▶ [SELECTION]:
◆ ◆ ◆ ◆ ◆
# 30rsds



## newbie_outbacker (Aug 24, 2004)

Was looking for a couple of things at Curtis Trailers in Aloha, OR the other day when from the corner of my eye I saw this huge Outback with a rounded front!! I said to myself "what the *%&$ is that????". I ambled over and checked the door....open!!! YES!!! I walked into the most beautiful Outback I've seen yet. But huge....and heavy. If you are thinking of purchasing an Outback soon, check out the RSDS line first. Real beauties.


----------



## Not Yet (Dec 13, 2004)

newbie_outbacker said:


> Was looking for a couple of things at Curtis Trailers in Aloha, OR the other day when from the corner of my eye I saw this huge Outback with a rounded front!! I said to myself "what the *%&$ is that????". I ambled over and checked the door....open!!! YES!!! I walked into the most beautiful Outback I've seen yet. But huge....and heavy. If you are thinking of purchasing an Outback soon, check out the RSDS line first. Real beauties.
> [snapback]23857[/snapback]​


Did it have the rear lounge or rear quad bunks? That model number is not in even the newest brochures. There are two new Sydney TT and they are both very nice.

Jared


----------



## PDX_Doug (Nov 16, 2004)

Newbie,

A 30RS-DS, with a rounded front?

Was it one of the new Sydney Edition's? I will have to check it out.
We are picking up our new 28RS-DS from Curtis on Saturday, I had not heard of a 30RS-DS. I will be anxious to see it..... or maybe not!









Happy Trails,
Doug

P.S. Have you heard about the April Outbackers rally at Ft. Steven's? If not, check it out in the forum, we would love to see you there!


----------



## Coachlight RV Sales (Oct 8, 2004)

In the Sydney Travel Trailers The only two floorplans are the 30RL-S Rear Living Room and the 31RQ-s Rear Quad Bunks. Both are very Nice units

Ken Lown
Coachlight RV Sales


----------



## mswalt (Sep 14, 2004)

RVCorner.com lists the 31RQ-S at $14500.







No pictures, though.

Mark


----------



## Not Yet (Dec 13, 2004)
◆ ◆ ◆ ◆ ◆
▶ [DATA LISTING]:
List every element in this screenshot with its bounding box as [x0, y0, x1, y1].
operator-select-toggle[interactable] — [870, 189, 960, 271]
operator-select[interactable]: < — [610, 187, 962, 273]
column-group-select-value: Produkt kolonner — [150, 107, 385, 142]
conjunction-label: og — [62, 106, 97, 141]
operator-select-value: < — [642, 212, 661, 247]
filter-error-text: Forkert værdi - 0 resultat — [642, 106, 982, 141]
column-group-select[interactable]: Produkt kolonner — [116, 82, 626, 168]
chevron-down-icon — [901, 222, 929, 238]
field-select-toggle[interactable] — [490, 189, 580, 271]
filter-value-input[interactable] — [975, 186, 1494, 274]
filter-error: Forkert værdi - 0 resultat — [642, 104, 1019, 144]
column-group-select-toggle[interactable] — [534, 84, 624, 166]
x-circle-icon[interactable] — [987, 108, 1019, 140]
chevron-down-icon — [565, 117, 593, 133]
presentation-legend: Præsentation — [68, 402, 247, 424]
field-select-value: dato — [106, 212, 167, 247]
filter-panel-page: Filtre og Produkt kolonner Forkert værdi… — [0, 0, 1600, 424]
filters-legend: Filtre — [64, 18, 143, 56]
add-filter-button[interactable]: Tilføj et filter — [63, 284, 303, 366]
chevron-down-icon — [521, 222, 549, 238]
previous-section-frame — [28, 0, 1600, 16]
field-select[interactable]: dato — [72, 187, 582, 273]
◆ ◆ ◆ ◆ ◆
▶ [EXERCISE REQUIREMENTS]: According to the Outback trailer thread, what are the only two floorplans in the Sydney travel trailers? The items were taken from a different source than the thread.

▶ [RESPONSE TO THE EXERCISE]: The 30RL-S Rear Living Room and the 31RQ-s Rear Quad Bunks.